[Recorded data]
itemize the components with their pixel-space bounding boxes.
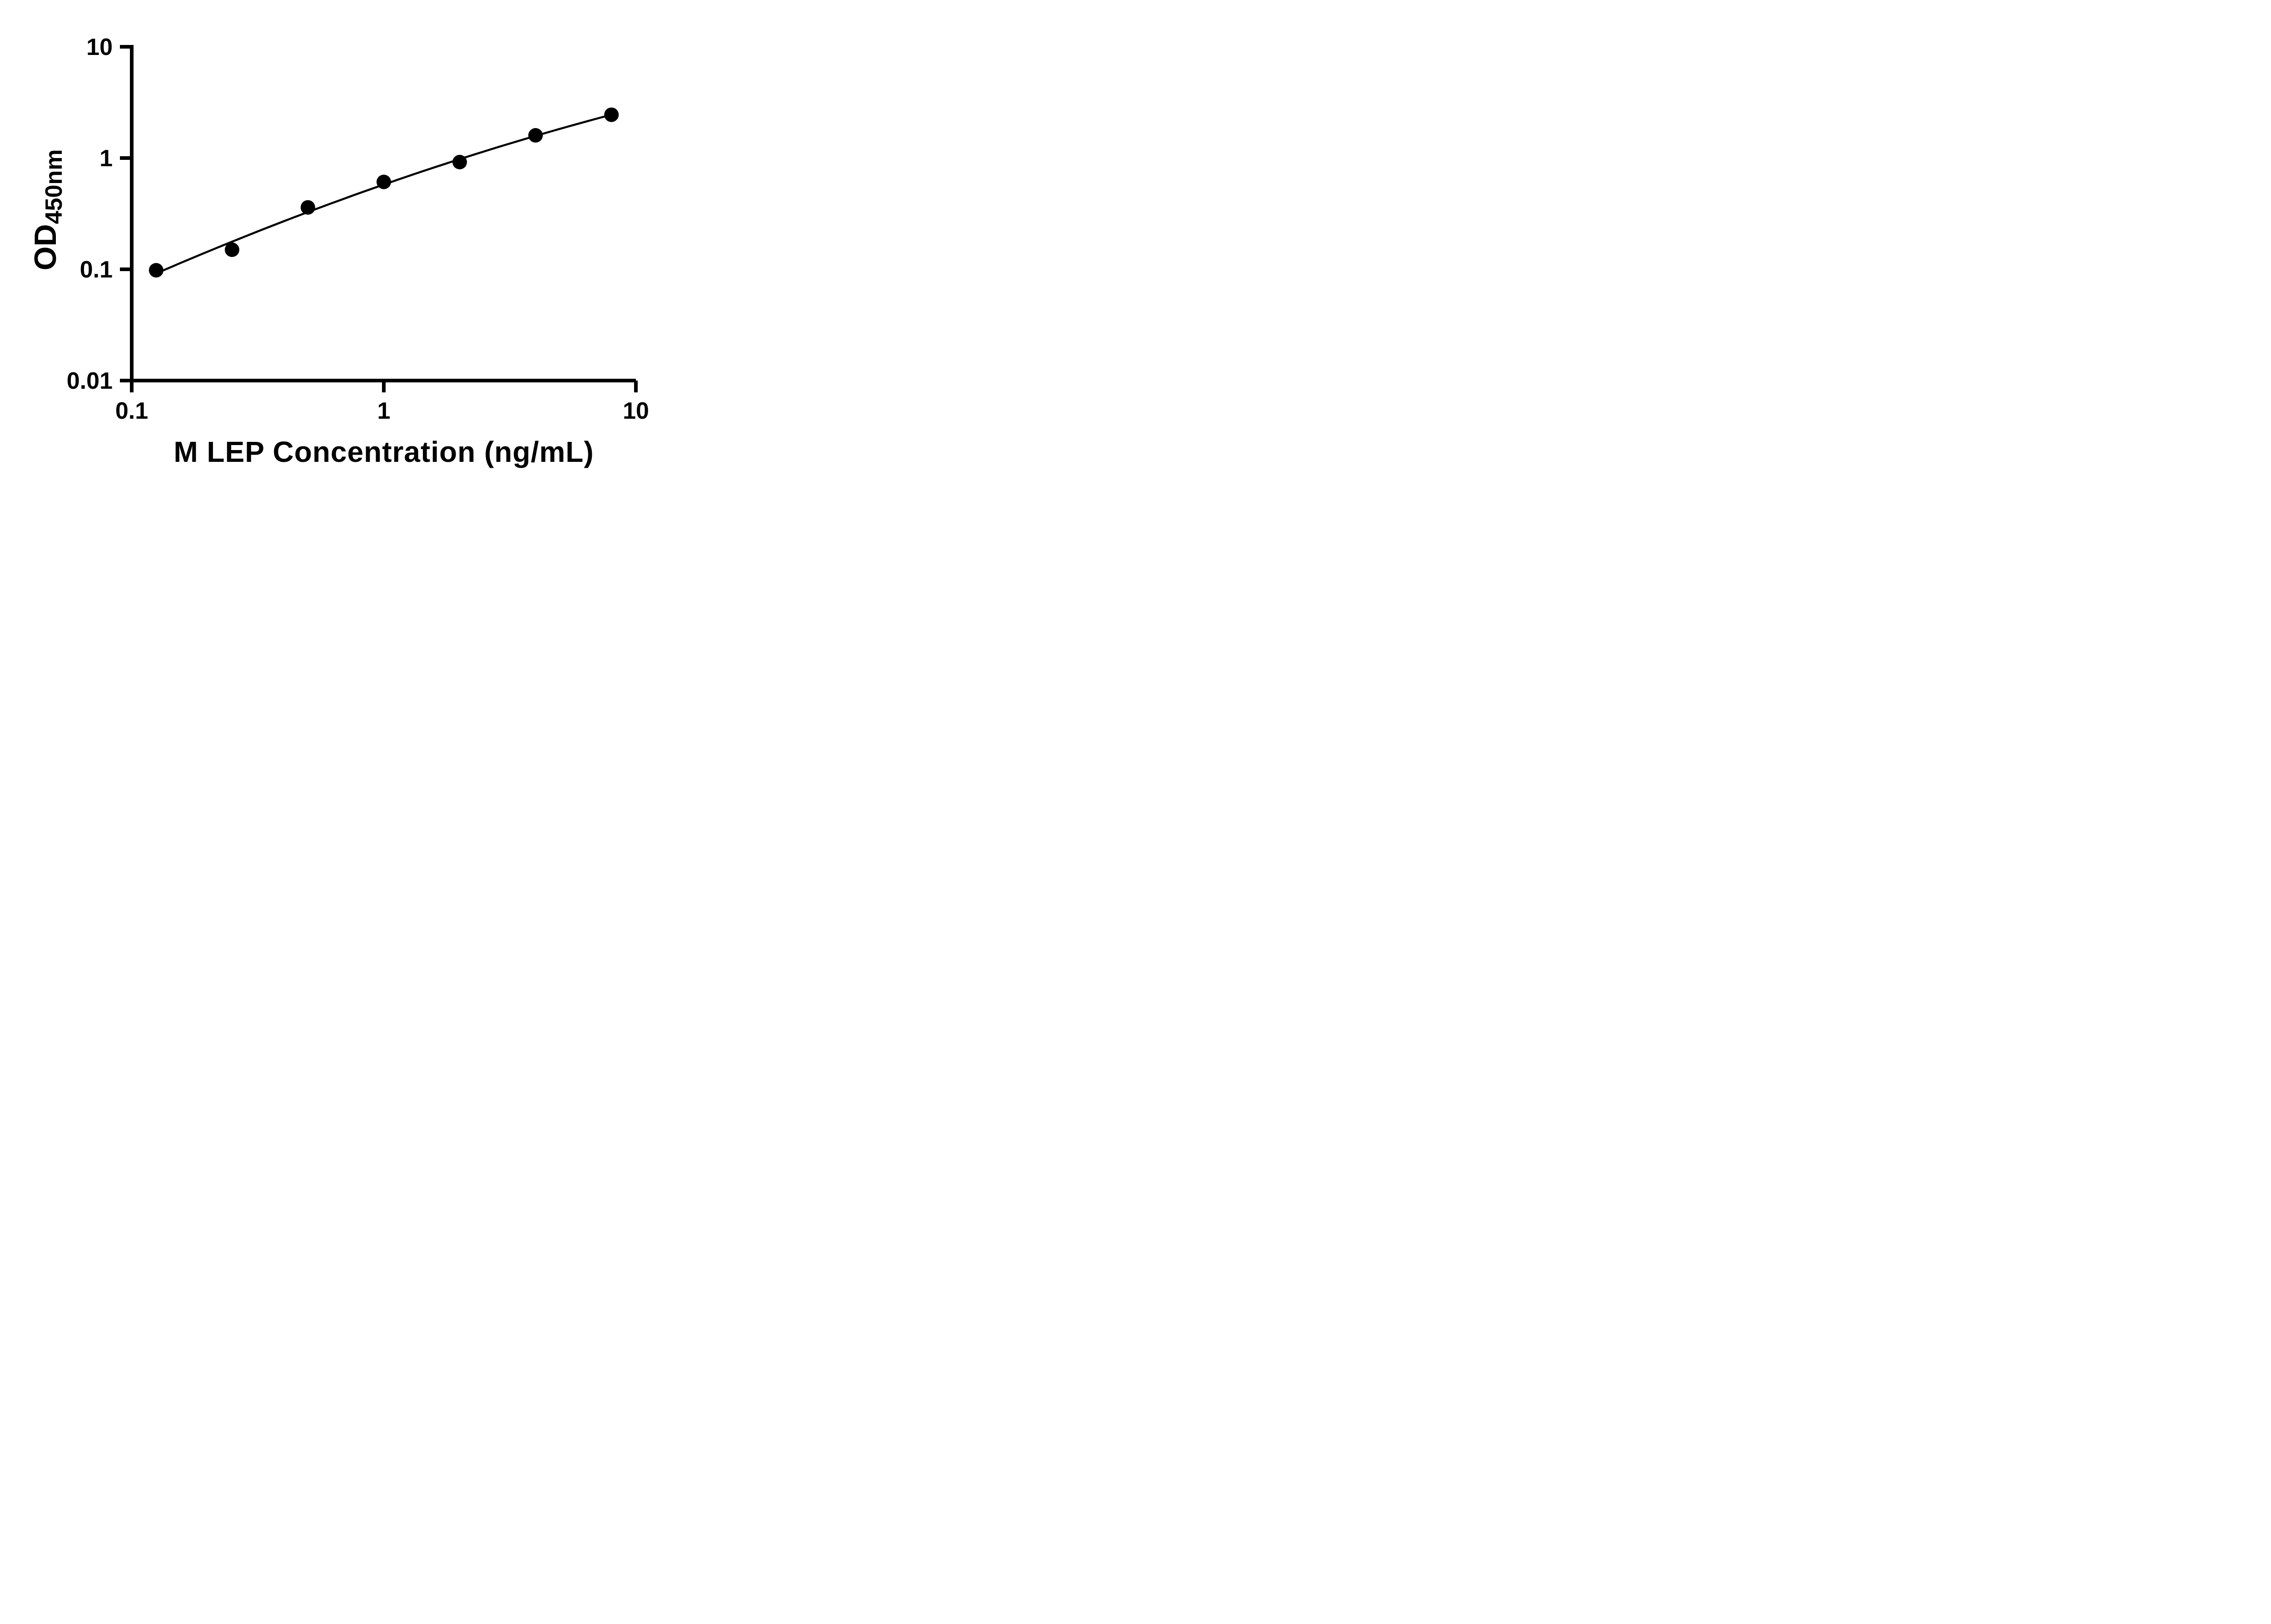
x-axis-tick-label: 1 xyxy=(377,398,391,424)
fit-curve xyxy=(155,114,612,275)
x-axis-title: M LEP Concentration (ng/mL) xyxy=(174,436,594,468)
axis-lines xyxy=(130,45,636,382)
y-axis-tick-label: 1 xyxy=(99,145,113,172)
data-point xyxy=(604,107,619,122)
y-axis-title-subscript: 450nm xyxy=(41,149,67,224)
data-point xyxy=(149,263,164,278)
y-axis-tick-label: 10 xyxy=(86,34,113,60)
data-point xyxy=(452,154,467,169)
y-axis-title: OD450nm xyxy=(28,149,67,271)
y-axis-tick-label: 0.1 xyxy=(80,257,113,283)
y-axis-title-main: OD xyxy=(28,224,63,271)
x-axis-tick-label: 0.1 xyxy=(115,398,148,424)
data-point xyxy=(377,174,391,189)
data-point xyxy=(300,200,315,215)
data-point xyxy=(528,128,543,143)
standard-curve-figure: 0.1 1 10 10 1 0.1 0.01 M LEP Concentration (ng… xyxy=(0,0,699,487)
y-axis-tick-label: 0.01 xyxy=(67,368,113,394)
data-point xyxy=(224,242,239,257)
x-axis-tick-label: 10 xyxy=(623,398,649,424)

_THE PROBLEM_. Write out the entries above, word for word, from the line containing "x-axis-tick-label: 1 xyxy=(377,398,391,424)" through the line containing "y-axis-title-subscript: 450nm xyxy=(41,149,67,224)", including both of those lines.

_COMPLETE RESPONSE_.
x-axis-tick-label: 1 xyxy=(377,398,391,424)
fit-curve xyxy=(155,114,612,275)
x-axis-title: M LEP Concentration (ng/mL) xyxy=(174,436,594,468)
axis-lines xyxy=(130,45,636,382)
y-axis-tick-label: 1 xyxy=(99,145,113,172)
data-point xyxy=(604,107,619,122)
y-axis-title-subscript: 450nm xyxy=(41,149,67,224)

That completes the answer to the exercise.